Items from a data source:
┄┄┄┄┄┄
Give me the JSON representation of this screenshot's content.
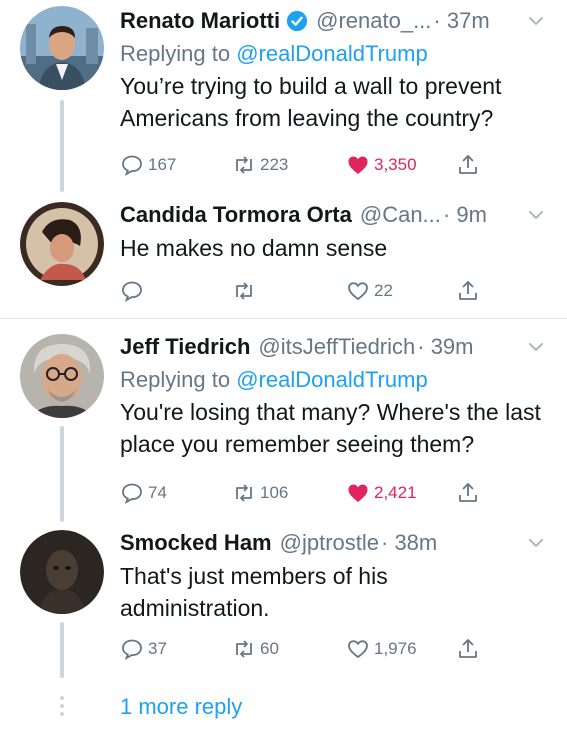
{
  "colors": {
    "accent": "#1da1f2",
    "like": "#e0245e",
    "muted": "#657786"
  },
  "tweets": [
    {
      "name": "Renato Mariotti",
      "verified": true,
      "handle": "@renato_...",
      "time": "· 37m",
      "reply_prefix": "Replying to",
      "reply_to": "@realDonaldTrump",
      "text": "You’re trying to build a wall to prevent Americans from leaving the country?",
      "replies": "167",
      "retweets": "223",
      "likes": "3,350",
      "liked": true
    },
    {
      "name": "Candida Tormora Orta",
      "handle": "@Can...",
      "time": "· 9m",
      "text": "He makes no damn sense",
      "replies": "",
      "retweets": "",
      "likes": "22",
      "liked": false
    },
    {
      "name": "Jeff Tiedrich",
      "handle": "@itsJeffTiedrich",
      "time": "· 39m",
      "reply_prefix": "Replying to",
      "reply_to": "@realDonaldTrump",
      "text": "You're losing that many? Where's the last place you remember seeing them?",
      "replies": "74",
      "retweets": "106",
      "likes": "2,421",
      "liked": true
    },
    {
      "name": "Smocked Ham",
      "handle": "@jptrostle",
      "time": "· 38m",
      "text": "That's just members of his administration.",
      "replies": "37",
      "retweets": "60",
      "likes": "1,976",
      "liked": false
    }
  ],
  "more_replies": "1 more reply"
}
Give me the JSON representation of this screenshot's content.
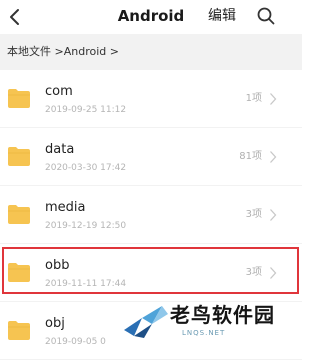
{
  "header": {
    "title": "Android",
    "edit_label": "编辑",
    "back_icon": "chevron-left-icon",
    "search_icon": "search-icon"
  },
  "breadcrumb": {
    "path": "本地文件 >Android >"
  },
  "folders": [
    {
      "name": "com",
      "date": "2019-09-25 11:12",
      "count": "1项"
    },
    {
      "name": "data",
      "date": "2020-03-30 17:42",
      "count": "81项"
    },
    {
      "name": "media",
      "date": "2019-12-19 12:50",
      "count": "3项"
    },
    {
      "name": "obb",
      "date": "2019-11-11 17:44",
      "count": "3项",
      "highlighted": true
    },
    {
      "name": "obj",
      "date": "2019-09-05 0",
      "count": ""
    }
  ],
  "watermark": {
    "text": "老鸟软件园",
    "subtext": "LNQS.NET"
  },
  "colors": {
    "folder": "#f6c451",
    "highlight_border": "#e0353b",
    "breadcrumb_bg": "#f2f2f2"
  }
}
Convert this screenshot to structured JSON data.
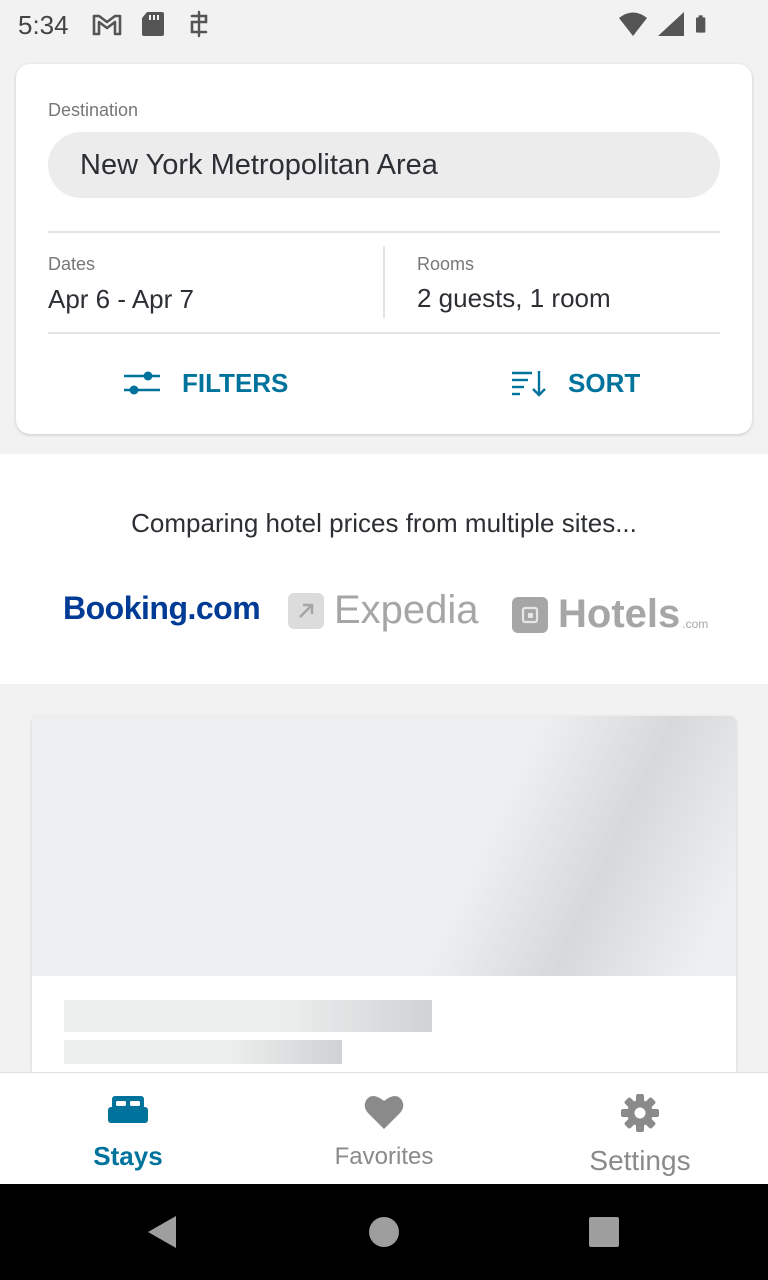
{
  "status_bar": {
    "time": "5:34",
    "left_icons": [
      "gmail-icon",
      "sd-card-icon",
      "sync-icon"
    ],
    "right_icons": [
      "wifi-icon",
      "signal-icon",
      "battery-icon"
    ]
  },
  "search": {
    "destination_label": "Destination",
    "destination_value": "New York Metropolitan Area",
    "dates_label": "Dates",
    "dates_value": "Apr 6 - Apr 7",
    "rooms_label": "Rooms",
    "rooms_value": "2 guests, 1 room",
    "filters_label": "FILTERS",
    "sort_label": "SORT",
    "accent_color": "#00739d"
  },
  "compare": {
    "text": "Comparing hotel prices from multiple sites...",
    "logos": {
      "booking": "Booking.com",
      "expedia": "Expedia",
      "hotels": "Hotels",
      "hotels_suffix": ".com"
    }
  },
  "bottom_nav": {
    "items": [
      {
        "label": "Stays",
        "icon": "bed-icon",
        "active": true
      },
      {
        "label": "Favorites",
        "icon": "heart-icon",
        "active": false
      },
      {
        "label": "Settings",
        "icon": "gear-icon",
        "active": false
      }
    ]
  },
  "system_nav": {
    "buttons": [
      "back-icon",
      "home-icon",
      "recents-icon"
    ]
  }
}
┄┄┄┄┄┄
### TASK TO CARRY OUT
Of the lines in the material above, state how many contain the string "time"; give no other text.

### FINISHED ANSWER
5